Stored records
==============================

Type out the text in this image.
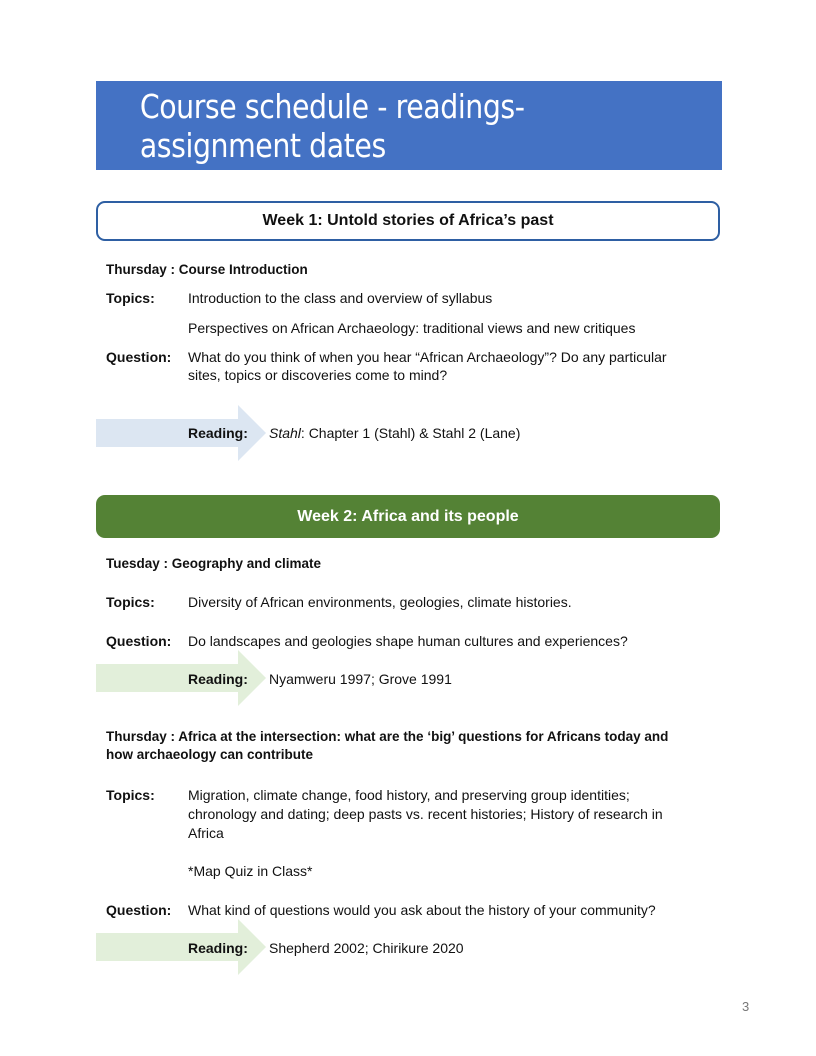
Course schedule - readings- assignment dates
Week 1: Untold stories of Africa’s past
Thursday : Course Introduction
Topics: Introduction to the class and overview of syllabus
Perspectives on African Archaeology: traditional views and new critiques
Question: What do you think of when you hear “African Archaeology”? Do any particular
sites, topics or discoveries come to mind?
Reading: Stahl: Chapter 1 (Stahl) & Stahl 2 (Lane)
Week 2: Africa and its people
Tuesday : Geography and climate
Topics: Diversity of African environments, geologies, climate histories.
Question: Do landscapes and geologies shape human cultures and experiences?
Reading: Nyamweru 1997; Grove 1991
Thursday : Africa at the intersection: what are the ‘big’ questions for Africans today and
how archaeology can contribute
Topics: Migration, climate change, food history, and preserving group identities;
chronology and dating; deep pasts vs. recent histories; History of research in
Africa
*Map Quiz in Class*
Question: What kind of questions would you ask about the history of your community?
Reading: Shepherd 2002; Chirikure 2020
3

==============================

### Stated goal
From the data above, write out everything exactly except the pictures.

### Response to this task
Type out the text in this image.
Course schedule - readings- assignment dates
Week 1: Untold stories of Africa’s past
Thursday : Course Introduction
Topics: Introduction to the class and overview of syllabus
Perspectives on African Archaeology: traditional views and new critiques
Question: What do you think of when you hear “African Archaeology”? Do any particular
sites, topics or discoveries come to mind?
Reading: Stahl: Chapter 1 (Stahl) & Stahl 2 (Lane)
Week 2: Africa and its people
Tuesday : Geography and climate
Topics: Diversity of African environments, geologies, climate histories.
Question: Do landscapes and geologies shape human cultures and experiences?
Reading: Nyamweru 1997; Grove 1991
Thursday : Africa at the intersection: what are the ‘big’ questions for Africans today and
how archaeology can contribute
Topics: Migration, climate change, food history, and preserving group identities;
chronology and dating; deep pasts vs. recent histories; History of research in
Africa
*Map Quiz in Class*
Question: What kind of questions would you ask about the history of your community?
Reading: Shepherd 2002; Chirikure 2020
3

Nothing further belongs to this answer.